Description of the task:
Collect every line below that contains the word "állami".

───── Dataset records

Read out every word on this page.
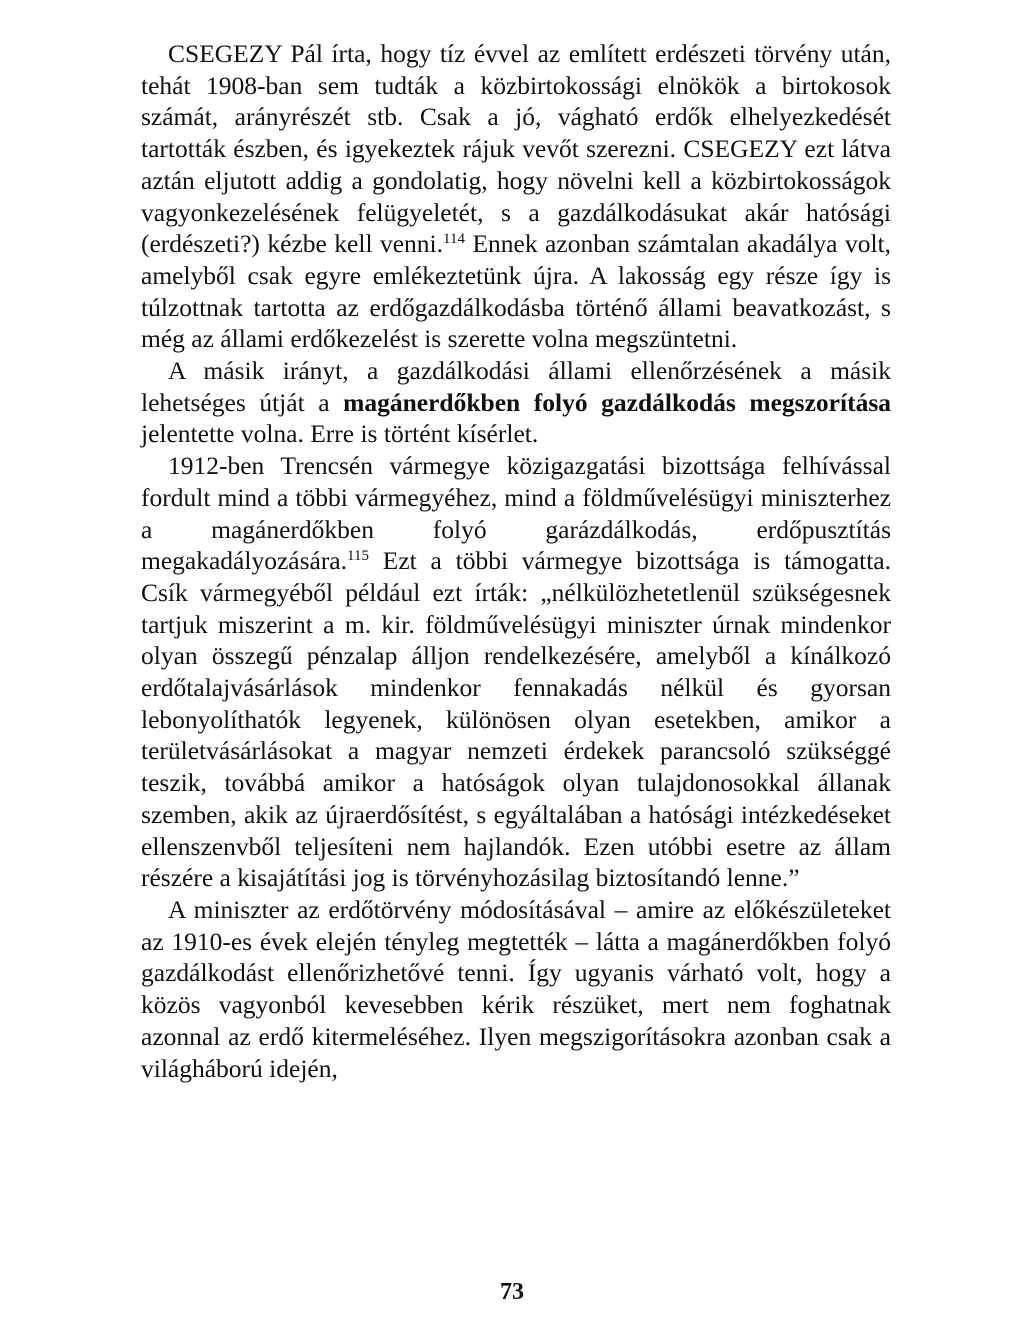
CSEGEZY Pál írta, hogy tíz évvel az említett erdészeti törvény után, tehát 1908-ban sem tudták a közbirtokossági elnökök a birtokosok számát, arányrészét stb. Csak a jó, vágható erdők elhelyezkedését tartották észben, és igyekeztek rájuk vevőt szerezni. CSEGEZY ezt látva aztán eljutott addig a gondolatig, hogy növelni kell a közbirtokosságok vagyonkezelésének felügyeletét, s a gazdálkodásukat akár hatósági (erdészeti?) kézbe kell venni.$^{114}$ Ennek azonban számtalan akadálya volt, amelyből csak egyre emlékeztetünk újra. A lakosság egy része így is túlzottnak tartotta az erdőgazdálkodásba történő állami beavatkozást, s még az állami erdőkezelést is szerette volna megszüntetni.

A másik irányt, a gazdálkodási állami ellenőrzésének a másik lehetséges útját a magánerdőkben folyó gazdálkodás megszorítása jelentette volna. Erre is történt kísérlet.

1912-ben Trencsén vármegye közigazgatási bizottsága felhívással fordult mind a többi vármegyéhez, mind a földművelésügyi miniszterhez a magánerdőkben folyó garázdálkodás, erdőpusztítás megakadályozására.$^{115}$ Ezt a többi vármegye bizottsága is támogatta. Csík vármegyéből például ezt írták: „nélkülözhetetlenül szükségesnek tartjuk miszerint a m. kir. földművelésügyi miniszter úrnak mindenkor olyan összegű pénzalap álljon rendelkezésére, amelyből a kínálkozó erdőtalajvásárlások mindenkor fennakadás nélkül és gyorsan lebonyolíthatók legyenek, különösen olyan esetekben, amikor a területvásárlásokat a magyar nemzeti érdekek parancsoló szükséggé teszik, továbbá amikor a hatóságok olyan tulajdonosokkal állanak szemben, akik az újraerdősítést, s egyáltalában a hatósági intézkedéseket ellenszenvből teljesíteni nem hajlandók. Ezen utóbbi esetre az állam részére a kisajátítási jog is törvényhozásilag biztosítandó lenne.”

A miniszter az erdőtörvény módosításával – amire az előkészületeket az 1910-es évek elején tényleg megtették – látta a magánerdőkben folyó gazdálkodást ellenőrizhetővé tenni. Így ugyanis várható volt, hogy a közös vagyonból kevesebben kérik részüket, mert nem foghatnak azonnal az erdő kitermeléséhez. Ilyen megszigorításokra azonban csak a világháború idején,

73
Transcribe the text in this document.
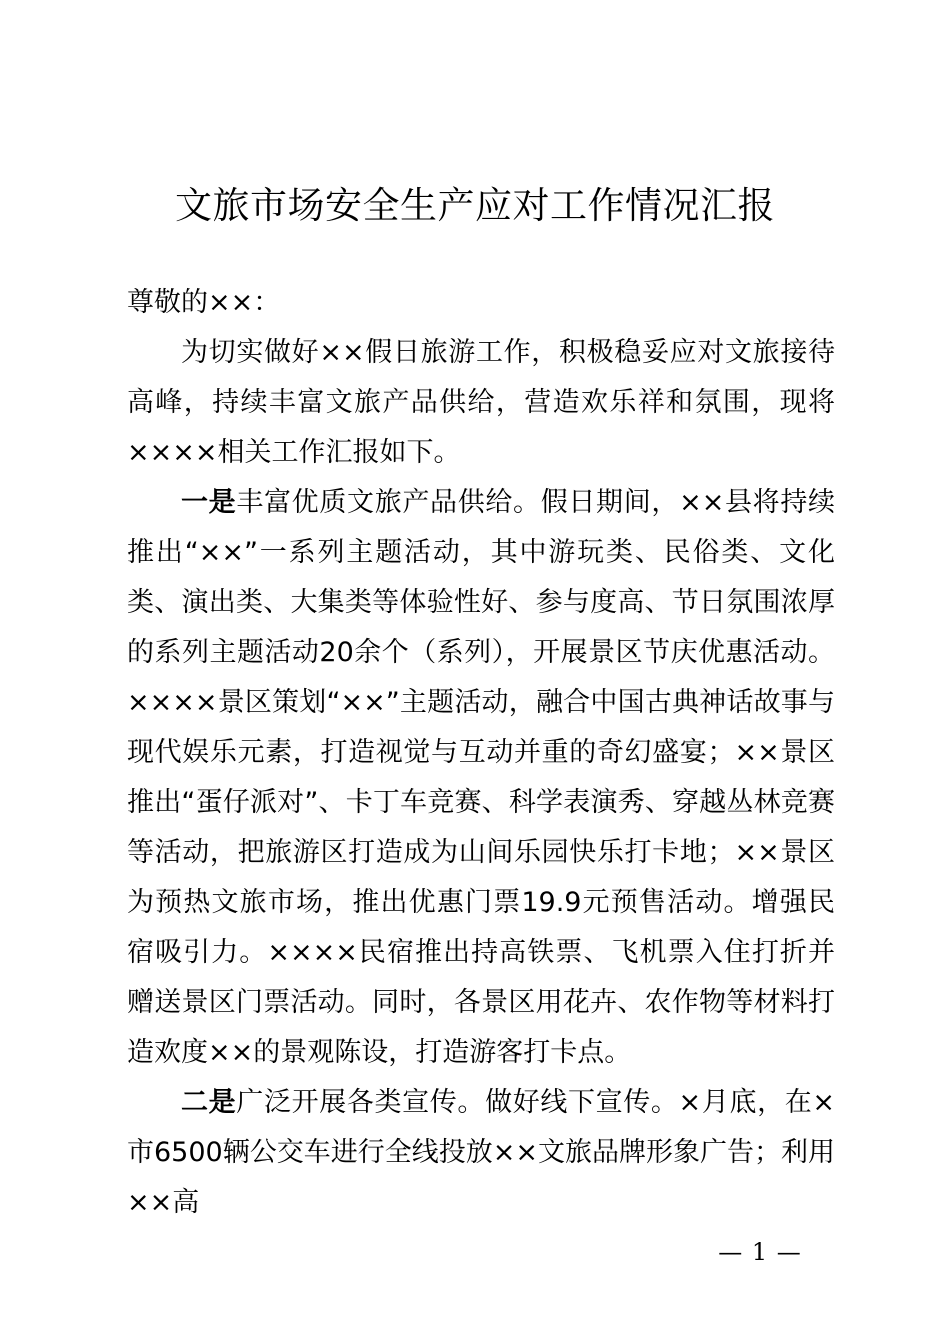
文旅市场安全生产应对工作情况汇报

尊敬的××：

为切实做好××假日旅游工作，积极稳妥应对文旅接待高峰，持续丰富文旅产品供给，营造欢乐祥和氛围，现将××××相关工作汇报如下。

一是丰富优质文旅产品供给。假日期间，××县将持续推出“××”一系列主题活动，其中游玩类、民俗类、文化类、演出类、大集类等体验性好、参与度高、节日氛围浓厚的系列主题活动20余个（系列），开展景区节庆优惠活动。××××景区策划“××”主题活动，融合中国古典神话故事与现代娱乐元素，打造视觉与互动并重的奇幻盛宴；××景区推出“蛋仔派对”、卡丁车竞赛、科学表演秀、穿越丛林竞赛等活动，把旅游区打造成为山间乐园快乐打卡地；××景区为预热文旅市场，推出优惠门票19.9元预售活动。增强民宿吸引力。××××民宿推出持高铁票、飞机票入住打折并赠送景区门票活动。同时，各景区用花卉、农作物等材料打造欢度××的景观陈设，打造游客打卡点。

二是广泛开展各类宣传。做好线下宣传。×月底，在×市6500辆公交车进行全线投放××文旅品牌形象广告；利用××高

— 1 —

──────────

Final result:
CSEGEZY Pál írta, hogy tíz évvel az említett erdészeti törvény után, tehát 1908-ban sem tudták a közbirtokossági elnökök a birtokosok számát, arányrészét stb. Csak a jó, vágható erdők elhelyezkedését tartották észben, és igyekeztek rájuk vevőt szerezni. CSEGEZY ezt látva aztán eljutott addig a gondolatig, hogy növelni kell a közbirtokosságok vagyonkezelésének felügyeletét, s a gazdálkodásukat akár hatósági (erdészeti?) kézbe kell venni.$^{114}$ Ennek azonban számtalan akadálya volt, amelyből csak egyre emlékeztetünk újra. A lakosság egy része így is túlzottnak tartotta az erdőgazdálkodásba történő állami beavatkozást, s még az állami erdőkezelést is szerette volna megszüntetni.
A másik irányt, a gazdálkodási állami ellenőrzésének a másik lehetséges útját a magánerdőkben folyó gazdálkodás megszorítása jelentette volna. Erre is történt kísérlet.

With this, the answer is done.